Exercise description – In full and without alteration, give the listing again.

Provided data –
<<<<

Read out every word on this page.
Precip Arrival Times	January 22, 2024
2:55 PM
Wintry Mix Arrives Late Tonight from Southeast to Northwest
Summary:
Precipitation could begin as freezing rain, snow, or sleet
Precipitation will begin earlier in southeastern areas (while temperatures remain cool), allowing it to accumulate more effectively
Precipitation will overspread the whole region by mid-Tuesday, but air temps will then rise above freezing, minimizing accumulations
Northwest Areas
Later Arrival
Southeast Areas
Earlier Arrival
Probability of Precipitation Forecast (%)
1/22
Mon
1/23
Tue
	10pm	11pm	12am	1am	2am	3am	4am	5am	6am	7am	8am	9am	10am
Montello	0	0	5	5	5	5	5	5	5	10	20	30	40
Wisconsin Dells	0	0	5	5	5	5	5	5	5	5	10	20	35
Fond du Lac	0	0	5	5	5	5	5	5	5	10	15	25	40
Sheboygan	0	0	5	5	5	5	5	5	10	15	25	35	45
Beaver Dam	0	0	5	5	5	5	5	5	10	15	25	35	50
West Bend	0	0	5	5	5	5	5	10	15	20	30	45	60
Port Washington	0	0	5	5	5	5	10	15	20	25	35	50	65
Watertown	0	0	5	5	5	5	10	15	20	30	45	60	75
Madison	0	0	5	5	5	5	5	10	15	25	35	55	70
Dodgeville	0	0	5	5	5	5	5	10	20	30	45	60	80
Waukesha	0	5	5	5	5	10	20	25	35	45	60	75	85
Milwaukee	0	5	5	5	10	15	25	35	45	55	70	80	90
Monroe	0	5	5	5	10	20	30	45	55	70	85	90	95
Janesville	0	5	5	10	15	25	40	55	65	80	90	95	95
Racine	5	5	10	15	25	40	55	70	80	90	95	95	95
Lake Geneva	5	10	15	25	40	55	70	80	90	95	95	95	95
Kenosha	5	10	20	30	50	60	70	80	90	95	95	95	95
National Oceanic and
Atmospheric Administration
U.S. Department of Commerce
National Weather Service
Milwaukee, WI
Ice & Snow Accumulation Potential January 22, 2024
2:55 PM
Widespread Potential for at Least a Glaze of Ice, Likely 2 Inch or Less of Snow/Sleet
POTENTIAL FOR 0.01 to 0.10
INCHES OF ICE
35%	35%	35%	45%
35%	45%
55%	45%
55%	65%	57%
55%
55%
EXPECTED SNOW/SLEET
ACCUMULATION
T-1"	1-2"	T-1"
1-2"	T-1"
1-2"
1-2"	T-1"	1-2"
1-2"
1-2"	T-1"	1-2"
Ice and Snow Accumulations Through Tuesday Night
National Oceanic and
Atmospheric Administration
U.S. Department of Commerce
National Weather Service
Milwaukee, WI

>>>>

Exercise result –
Read out every word on this page.
Precip Arrival Times	January 22, 2024
2:55 PM
Wintry Mix Arrives Late Tonight from Southeast to Northwest
Summary:
Precipitation could begin as freezing rain, snow, or sleet
Precipitation will begin earlier in southeastern areas (while temperatures remain cool), allowing it to accumulate more effectively
Precipitation will overspread the whole region by mid-Tuesday, but air temps will then rise above freezing, minimizing accumulations
Northwest Areas
Later Arrival
Southeast Areas
Earlier Arrival
Probability of Precipitation Forecast (%)
1/22
Mon
1/23
Tue
	10pm	11pm	12am	1am	2am	3am	4am	5am	6am	7am	8am	9am	10am
Montello	0	0	5	5	5	5	5	5	5	10	20	30	40
Wisconsin Dells	0	0	5	5	5	5	5	5	5	5	10	20	35
Fond du Lac	0	0	5	5	5	5	5	5	5	10	15	25	40
Sheboygan	0	0	5	5	5	5	5	5	10	15	25	35	45
Beaver Dam	0	0	5	5	5	5	5	5	10	15	25	35	50
West Bend	0	0	5	5	5	5	5	10	15	20	30	45	60
Port Washington	0	0	5	5	5	5	10	15	20	25	35	50	65
Watertown	0	0	5	5	5	5	10	15	20	30	45	60	75
Madison	0	0	5	5	5	5	5	10	15	25	35	55	70
Dodgeville	0	0	5	5	5	5	5	10	20	30	45	60	80
Waukesha	0	5	5	5	5	10	20	25	35	45	60	75	85
Milwaukee	0	5	5	5	10	15	25	35	45	55	70	80	90
Monroe	0	5	5	5	10	20	30	45	55	70	85	90	95
Janesville	0	5	5	10	15	25	40	55	65	80	90	95	95
Racine	5	5	10	15	25	40	55	70	80	90	95	95	95
Lake Geneva	5	10	15	25	40	55	70	80	90	95	95	95	95
Kenosha	5	10	20	30	50	60	70	80	90	95	95	95	95
National Oceanic and
Atmospheric Administration
U.S. Department of Commerce
National Weather Service
Milwaukee, WI
Ice & Snow Accumulation Potential January 22, 2024
2:55 PM
Widespread Potential for at Least a Glaze of Ice, Likely 2 Inch or Less of Snow/Sleet
POTENTIAL FOR 0.01 to 0.10
INCHES OF ICE
35%	35%	35%	45%
35%	45%
55%	45%
55%	65%	57%
55%
55%
EXPECTED SNOW/SLEET
ACCUMULATION
T-1"	1-2"	T-1"
1-2"	T-1"
1-2"
1-2"	T-1"	1-2"
1-2"
1-2"	T-1"	1-2"
Ice and Snow Accumulations Through Tuesday Night
National Oceanic and
Atmospheric Administration
U.S. Department of Commerce
National Weather Service
Milwaukee, WI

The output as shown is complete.